▶ [EXERCISE]: Drop every picture and give the entries back exactly.
[start GIVEN INFORMATION]
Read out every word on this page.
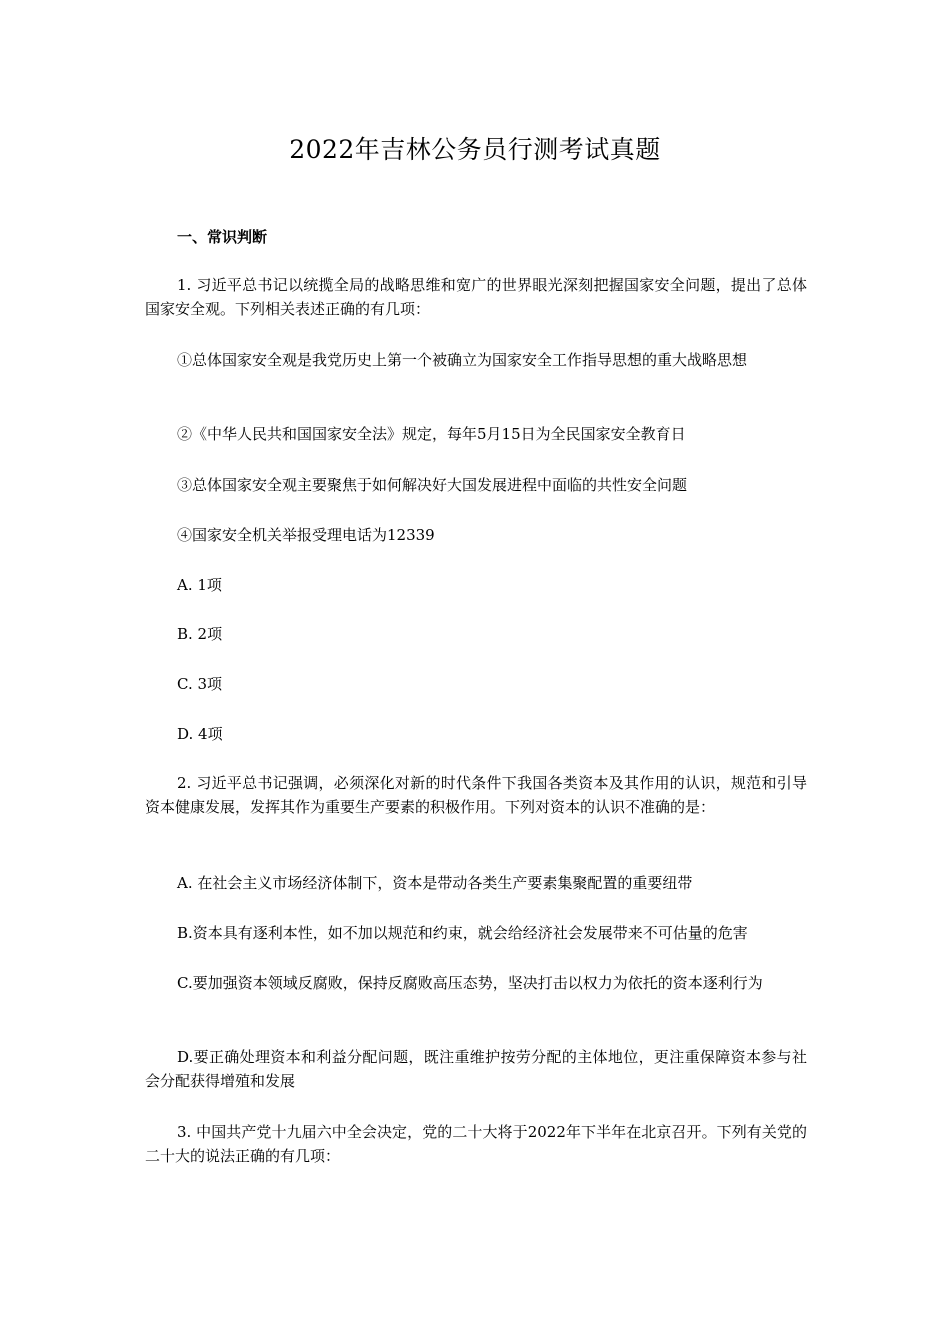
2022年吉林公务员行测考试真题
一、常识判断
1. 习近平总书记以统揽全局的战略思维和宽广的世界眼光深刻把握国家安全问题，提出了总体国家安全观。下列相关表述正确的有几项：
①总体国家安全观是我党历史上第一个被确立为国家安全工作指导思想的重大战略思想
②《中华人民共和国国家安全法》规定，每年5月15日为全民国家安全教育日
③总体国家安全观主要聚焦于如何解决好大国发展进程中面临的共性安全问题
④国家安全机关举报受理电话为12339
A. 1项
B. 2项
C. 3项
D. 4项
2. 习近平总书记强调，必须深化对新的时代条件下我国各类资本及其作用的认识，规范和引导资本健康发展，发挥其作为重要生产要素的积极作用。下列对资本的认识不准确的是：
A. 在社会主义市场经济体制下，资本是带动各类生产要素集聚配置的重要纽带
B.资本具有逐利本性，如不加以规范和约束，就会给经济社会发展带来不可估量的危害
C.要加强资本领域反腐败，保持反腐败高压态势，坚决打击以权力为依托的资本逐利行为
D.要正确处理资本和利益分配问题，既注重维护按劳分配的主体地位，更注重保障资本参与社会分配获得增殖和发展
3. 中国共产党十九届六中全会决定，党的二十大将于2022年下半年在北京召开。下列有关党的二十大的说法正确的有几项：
[end GIVEN INFORMATION]
▶ [RESULT OF THE TASK]:
Read out every word on this page.
2022年吉林公务员行测考试真题
一、常识判断
1. 习近平总书记以统揽全局的战略思维和宽广的世界眼光深刻把握国家安全问题，提出了总体国家安全观。下列相关表述正确的有几项：
①总体国家安全观是我党历史上第一个被确立为国家安全工作指导思想的重大战略思想
②《中华人民共和国国家安全法》规定，每年5月15日为全民国家安全教育日
③总体国家安全观主要聚焦于如何解决好大国发展进程中面临的共性安全问题
④国家安全机关举报受理电话为12339
A. 1项
B. 2项
C. 3项
D. 4项
2. 习近平总书记强调，必须深化对新的时代条件下我国各类资本及其作用的认识，规范和引导资本健康发展，发挥其作为重要生产要素的积极作用。下列对资本的认识不准确的是：
A. 在社会主义市场经济体制下，资本是带动各类生产要素集聚配置的重要纽带
B.资本具有逐利本性，如不加以规范和约束，就会给经济社会发展带来不可估量的危害
C.要加强资本领域反腐败，保持反腐败高压态势，坚决打击以权力为依托的资本逐利行为
D.要正确处理资本和利益分配问题，既注重维护按劳分配的主体地位，更注重保障资本参与社会分配获得增殖和发展
3. 中国共产党十九届六中全会决定，党的二十大将于2022年下半年在北京召开。下列有关党的二十大的说法正确的有几项：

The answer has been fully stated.